**TO DO:** Leave out the images; return the rest of the data exactly.

Recorded data
%%

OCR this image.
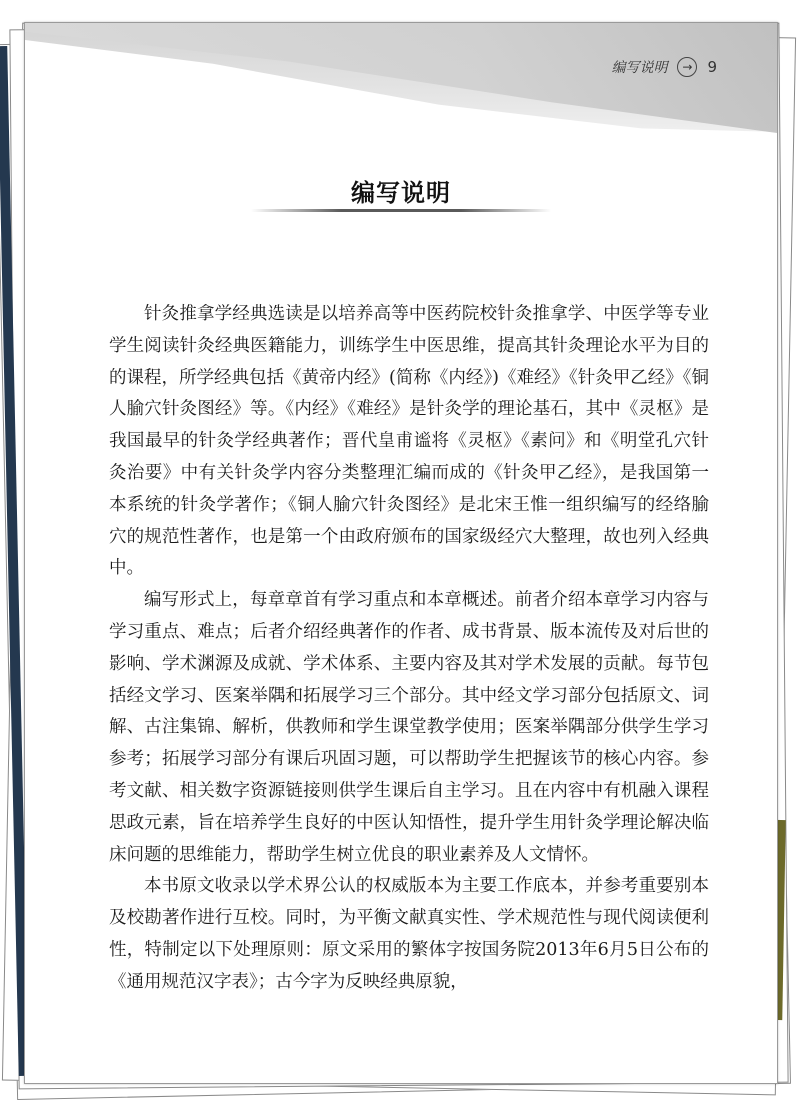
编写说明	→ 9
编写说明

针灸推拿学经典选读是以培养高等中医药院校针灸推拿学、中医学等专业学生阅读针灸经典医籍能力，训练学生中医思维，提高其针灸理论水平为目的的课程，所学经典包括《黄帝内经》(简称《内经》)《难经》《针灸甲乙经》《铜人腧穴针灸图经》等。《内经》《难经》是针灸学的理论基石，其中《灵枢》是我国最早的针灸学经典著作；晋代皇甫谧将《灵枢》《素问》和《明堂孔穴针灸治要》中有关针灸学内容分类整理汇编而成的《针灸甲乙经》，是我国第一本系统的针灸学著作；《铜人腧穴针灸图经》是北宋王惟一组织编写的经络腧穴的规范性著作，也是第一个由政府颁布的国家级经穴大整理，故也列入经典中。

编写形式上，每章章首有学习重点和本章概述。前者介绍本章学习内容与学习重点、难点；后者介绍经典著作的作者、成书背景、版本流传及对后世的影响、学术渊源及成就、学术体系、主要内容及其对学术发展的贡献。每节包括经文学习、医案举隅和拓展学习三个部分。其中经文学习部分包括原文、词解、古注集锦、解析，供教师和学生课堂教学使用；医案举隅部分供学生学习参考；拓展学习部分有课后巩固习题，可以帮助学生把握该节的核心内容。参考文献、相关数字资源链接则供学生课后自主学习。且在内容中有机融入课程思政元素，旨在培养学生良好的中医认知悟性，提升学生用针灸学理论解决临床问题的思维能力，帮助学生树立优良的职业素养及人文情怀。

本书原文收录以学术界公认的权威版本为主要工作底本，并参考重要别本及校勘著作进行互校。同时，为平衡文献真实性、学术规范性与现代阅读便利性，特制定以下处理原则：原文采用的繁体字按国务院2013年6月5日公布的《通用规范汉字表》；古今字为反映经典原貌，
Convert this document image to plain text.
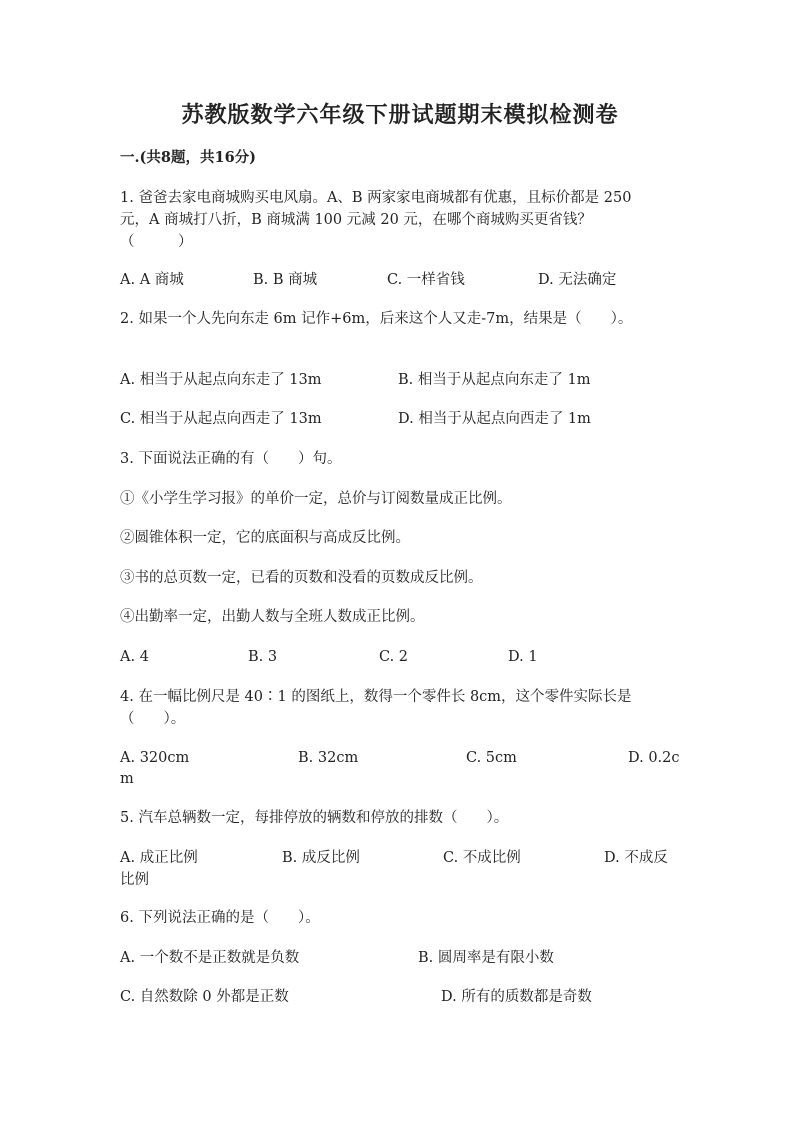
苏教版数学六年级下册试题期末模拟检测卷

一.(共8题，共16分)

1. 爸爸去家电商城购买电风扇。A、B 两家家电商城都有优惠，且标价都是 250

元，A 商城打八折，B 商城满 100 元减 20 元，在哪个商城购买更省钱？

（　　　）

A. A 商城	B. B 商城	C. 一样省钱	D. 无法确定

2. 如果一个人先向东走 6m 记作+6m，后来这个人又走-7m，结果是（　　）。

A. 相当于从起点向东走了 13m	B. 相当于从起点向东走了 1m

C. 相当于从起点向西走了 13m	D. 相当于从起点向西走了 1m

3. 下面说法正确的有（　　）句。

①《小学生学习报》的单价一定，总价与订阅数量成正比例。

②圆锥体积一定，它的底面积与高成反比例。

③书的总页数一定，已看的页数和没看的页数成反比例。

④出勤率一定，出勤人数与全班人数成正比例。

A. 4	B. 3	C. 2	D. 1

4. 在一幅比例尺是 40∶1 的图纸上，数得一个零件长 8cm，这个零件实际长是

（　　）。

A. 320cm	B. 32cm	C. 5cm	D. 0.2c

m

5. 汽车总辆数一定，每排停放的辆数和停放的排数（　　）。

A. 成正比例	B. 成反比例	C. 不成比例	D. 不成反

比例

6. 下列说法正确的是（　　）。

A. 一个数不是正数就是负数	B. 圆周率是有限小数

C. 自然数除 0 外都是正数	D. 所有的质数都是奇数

%%

**THE RESPONSE:**
OCR this image.
编写说明	→ 9
编写说明

针灸推拿学经典选读是以培养高等中医药院校针灸推拿学、中医学等专业学生阅读针灸经典医籍能力，训练学生中医思维，提高其针灸理论水平为目的的课程，所学经典包括《黄帝内经》(简称《内经》)《难经》《针灸甲乙经》《铜人腧穴针灸图经》等。《内经》《难经》是针灸学的理论基石，其中《灵枢》是我国最早的针灸学经典著作；晋代皇甫谧将《灵枢》《素问》和《明堂孔穴针灸治要》中有关针灸学内容分类整理汇编而成的《针灸甲乙经》，是我国第一本系统的针灸学著作；《铜人腧穴针灸图经》是北宋王惟一组织编写的经络腧穴的规范性著作，也是第一个由政府颁布的国家级经穴大整理，故也列入经典中。

编写形式上，每章章首有学习重点和本章概述。前者介绍本章学习内容与学习重点、难点；后者介绍经典著作的作者、成书背景、版本流传及对后世的影响、学术渊源及成就、学术体系、主要内容及其对学术发展的贡献。每节包括经文学习、医案举隅和拓展学习三个部分。其中经文学习部分包括原文、词解、古注集锦、解析，供教师和学生课堂教学使用；医案举隅部分供学生学习参考；拓展学习部分有课后巩固习题，可以帮助学生把握该节的核心内容。参考文献、相关数字资源链接则供学生课后自主学习。且在内容中有机融入课程思政元素，旨在培养学生良好的中医认知悟性，提升学生用针灸学理论解决临床问题的思维能力，帮助学生树立优良的职业素养及人文情怀。

本书原文收录以学术界公认的权威版本为主要工作底本，并参考重要别本及校勘著作进行互校。同时，为平衡文献真实性、学术规范性与现代阅读便利性，特制定以下处理原则：原文采用的繁体字按国务院2013年6月5日公布的《通用规范汉字表》；古今字为反映经典原貌，
Convert this document image to plain text.
苏教版数学六年级下册试题期末模拟检测卷

一.(共8题，共16分)

1. 爸爸去家电商城购买电风扇。A、B 两家家电商城都有优惠，且标价都是 250

元，A 商城打八折，B 商城满 100 元减 20 元，在哪个商城购买更省钱？

（　　　）

A. A 商城	B. B 商城	C. 一样省钱	D. 无法确定

2. 如果一个人先向东走 6m 记作+6m，后来这个人又走-7m，结果是（　　）。

A. 相当于从起点向东走了 13m	B. 相当于从起点向东走了 1m

C. 相当于从起点向西走了 13m	D. 相当于从起点向西走了 1m

3. 下面说法正确的有（　　）句。

①《小学生学习报》的单价一定，总价与订阅数量成正比例。

②圆锥体积一定，它的底面积与高成反比例。

③书的总页数一定，已看的页数和没看的页数成反比例。

④出勤率一定，出勤人数与全班人数成正比例。

A. 4	B. 3	C. 2	D. 1

4. 在一幅比例尺是 40∶1 的图纸上，数得一个零件长 8cm，这个零件实际长是

（　　）。

A. 320cm	B. 32cm	C. 5cm	D. 0.2c

m

5. 汽车总辆数一定，每排停放的辆数和停放的排数（　　）。

A. 成正比例	B. 成反比例	C. 不成比例	D. 不成反

比例

6. 下列说法正确的是（　　）。

A. 一个数不是正数就是负数	B. 圆周率是有限小数

C. 自然数除 0 外都是正数	D. 所有的质数都是奇数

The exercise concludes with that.